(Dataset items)

══════

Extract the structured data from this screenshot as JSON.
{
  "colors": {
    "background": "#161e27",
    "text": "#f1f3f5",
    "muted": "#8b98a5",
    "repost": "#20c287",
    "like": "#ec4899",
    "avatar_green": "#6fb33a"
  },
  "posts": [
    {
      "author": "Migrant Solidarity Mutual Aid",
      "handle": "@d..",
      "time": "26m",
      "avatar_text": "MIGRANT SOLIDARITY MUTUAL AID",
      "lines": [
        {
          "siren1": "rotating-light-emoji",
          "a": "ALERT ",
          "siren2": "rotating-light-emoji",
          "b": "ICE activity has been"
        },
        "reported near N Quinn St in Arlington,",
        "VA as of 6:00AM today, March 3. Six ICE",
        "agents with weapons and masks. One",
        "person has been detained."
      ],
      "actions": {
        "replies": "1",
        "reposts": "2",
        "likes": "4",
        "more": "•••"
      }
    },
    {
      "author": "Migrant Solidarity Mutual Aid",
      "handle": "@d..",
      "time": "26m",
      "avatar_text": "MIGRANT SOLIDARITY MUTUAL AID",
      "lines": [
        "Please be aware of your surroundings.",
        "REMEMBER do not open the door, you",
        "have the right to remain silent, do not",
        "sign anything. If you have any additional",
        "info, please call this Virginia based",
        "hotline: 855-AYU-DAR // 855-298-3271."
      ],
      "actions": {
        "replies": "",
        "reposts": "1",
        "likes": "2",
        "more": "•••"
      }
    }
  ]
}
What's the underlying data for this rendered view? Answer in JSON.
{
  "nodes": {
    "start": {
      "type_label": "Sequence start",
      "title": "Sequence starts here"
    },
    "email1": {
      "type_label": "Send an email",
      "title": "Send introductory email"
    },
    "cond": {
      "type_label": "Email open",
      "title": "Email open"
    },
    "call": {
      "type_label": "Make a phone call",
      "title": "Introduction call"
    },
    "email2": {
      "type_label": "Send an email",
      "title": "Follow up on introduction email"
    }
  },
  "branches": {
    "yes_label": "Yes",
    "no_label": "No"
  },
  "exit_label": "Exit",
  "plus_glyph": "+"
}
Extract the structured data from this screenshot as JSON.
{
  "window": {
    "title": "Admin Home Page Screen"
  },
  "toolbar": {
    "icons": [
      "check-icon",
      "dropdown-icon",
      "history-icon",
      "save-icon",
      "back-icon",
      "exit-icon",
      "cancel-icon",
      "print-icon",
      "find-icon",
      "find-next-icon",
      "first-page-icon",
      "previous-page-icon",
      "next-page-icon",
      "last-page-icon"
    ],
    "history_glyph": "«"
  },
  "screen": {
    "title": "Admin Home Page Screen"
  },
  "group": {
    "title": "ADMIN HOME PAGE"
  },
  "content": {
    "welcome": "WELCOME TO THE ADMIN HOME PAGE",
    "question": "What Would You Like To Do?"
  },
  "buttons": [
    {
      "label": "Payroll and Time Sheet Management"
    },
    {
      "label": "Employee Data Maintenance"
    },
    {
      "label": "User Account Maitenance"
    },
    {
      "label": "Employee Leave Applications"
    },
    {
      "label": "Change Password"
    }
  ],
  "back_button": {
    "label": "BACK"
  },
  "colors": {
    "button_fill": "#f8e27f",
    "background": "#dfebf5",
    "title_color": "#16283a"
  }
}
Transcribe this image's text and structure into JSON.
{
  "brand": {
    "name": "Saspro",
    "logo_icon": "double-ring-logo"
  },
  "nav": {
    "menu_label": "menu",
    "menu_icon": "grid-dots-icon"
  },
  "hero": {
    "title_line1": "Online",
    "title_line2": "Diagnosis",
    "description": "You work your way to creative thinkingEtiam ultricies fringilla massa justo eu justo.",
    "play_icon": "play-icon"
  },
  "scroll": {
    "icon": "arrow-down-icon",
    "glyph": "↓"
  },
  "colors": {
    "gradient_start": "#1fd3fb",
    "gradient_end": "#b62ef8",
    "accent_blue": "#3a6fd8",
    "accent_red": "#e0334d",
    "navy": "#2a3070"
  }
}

══════

# Problem to work on
Print again each line of the listing above, exactly as it appears.

# Finished exercise
Extract the structured data from this screenshot as JSON.
{
  "colors": {
    "background": "#161e27",
    "text": "#f1f3f5",
    "muted": "#8b98a5",
    "repost": "#20c287",
    "like": "#ec4899",
    "avatar_green": "#6fb33a"
  },
  "posts": [
    {
      "author": "Migrant Solidarity Mutual Aid",
      "handle": "@d..",
      "time": "26m",
      "avatar_text": "MIGRANT SOLIDARITY MUTUAL AID",
      "lines": [
        {
          "siren1": "rotating-light-emoji",
          "a": "ALERT ",
          "siren2": "rotating-light-emoji",
          "b": "ICE activity has been"
        },
        "reported near N Quinn St in Arlington,",
        "VA as of 6:00AM today, March 3. Six ICE",
        "agents with weapons and masks. One",
        "person has been detained."
      ],
      "actions": {
        "replies": "1",
        "reposts": "2",
        "likes": "4",
        "more": "•••"
      }
    },
    {
      "author": "Migrant Solidarity Mutual Aid",
      "handle": "@d..",
      "time": "26m",
      "avatar_text": "MIGRANT SOLIDARITY MUTUAL AID",
      "lines": [
        "Please be aware of your surroundings.",
        "REMEMBER do not open the door, you",
        "have the right to remain silent, do not",
        "sign anything. If you have any additional",
        "info, please call this Virginia based",
        "hotline: 855-AYU-DAR // 855-298-3271."
      ],
      "actions": {
        "replies": "",
        "reposts": "1",
        "likes": "2",
        "more": "•••"
      }
    }
  ]
}
What's the underlying data for this rendered view? Answer in JSON.
{
  "nodes": {
    "start": {
      "type_label": "Sequence start",
      "title": "Sequence starts here"
    },
    "email1": {
      "type_label": "Send an email",
      "title": "Send introductory email"
    },
    "cond": {
      "type_label": "Email open",
      "title": "Email open"
    },
    "call": {
      "type_label": "Make a phone call",
      "title": "Introduction call"
    },
    "email2": {
      "type_label": "Send an email",
      "title": "Follow up on introduction email"
    }
  },
  "branches": {
    "yes_label": "Yes",
    "no_label": "No"
  },
  "exit_label": "Exit",
  "plus_glyph": "+"
}
Extract the structured data from this screenshot as JSON.
{
  "window": {
    "title": "Admin Home Page Screen"
  },
  "toolbar": {
    "icons": [
      "check-icon",
      "dropdown-icon",
      "history-icon",
      "save-icon",
      "back-icon",
      "exit-icon",
      "cancel-icon",
      "print-icon",
      "find-icon",
      "find-next-icon",
      "first-page-icon",
      "previous-page-icon",
      "next-page-icon",
      "last-page-icon"
    ],
    "history_glyph": "«"
  },
  "screen": {
    "title": "Admin Home Page Screen"
  },
  "group": {
    "title": "ADMIN HOME PAGE"
  },
  "content": {
    "welcome": "WELCOME TO THE ADMIN HOME PAGE",
    "question": "What Would You Like To Do?"
  },
  "buttons": [
    {
      "label": "Payroll and Time Sheet Management"
    },
    {
      "label": "Employee Data Maintenance"
    },
    {
      "label": "User Account Maitenance"
    },
    {
      "label": "Employee Leave Applications"
    },
    {
      "label": "Change Password"
    }
  ],
  "back_button": {
    "label": "BACK"
  },
  "colors": {
    "button_fill": "#f8e27f",
    "background": "#dfebf5",
    "title_color": "#16283a"
  }
}
Transcribe this image's text and structure into JSON.
{
  "brand": {
    "name": "Saspro",
    "logo_icon": "double-ring-logo"
  },
  "nav": {
    "menu_label": "menu",
    "menu_icon": "grid-dots-icon"
  },
  "hero": {
    "title_line1": "Online",
    "title_line2": "Diagnosis",
    "description": "You work your way to creative thinkingEtiam ultricies fringilla massa justo eu justo.",
    "play_icon": "play-icon"
  },
  "scroll": {
    "icon": "arrow-down-icon",
    "glyph": "↓"
  },
  "colors": {
    "gradient_start": "#1fd3fb",
    "gradient_end": "#b62ef8",
    "accent_blue": "#3a6fd8",
    "accent_red": "#e0334d",
    "navy": "#2a3070"
  }
}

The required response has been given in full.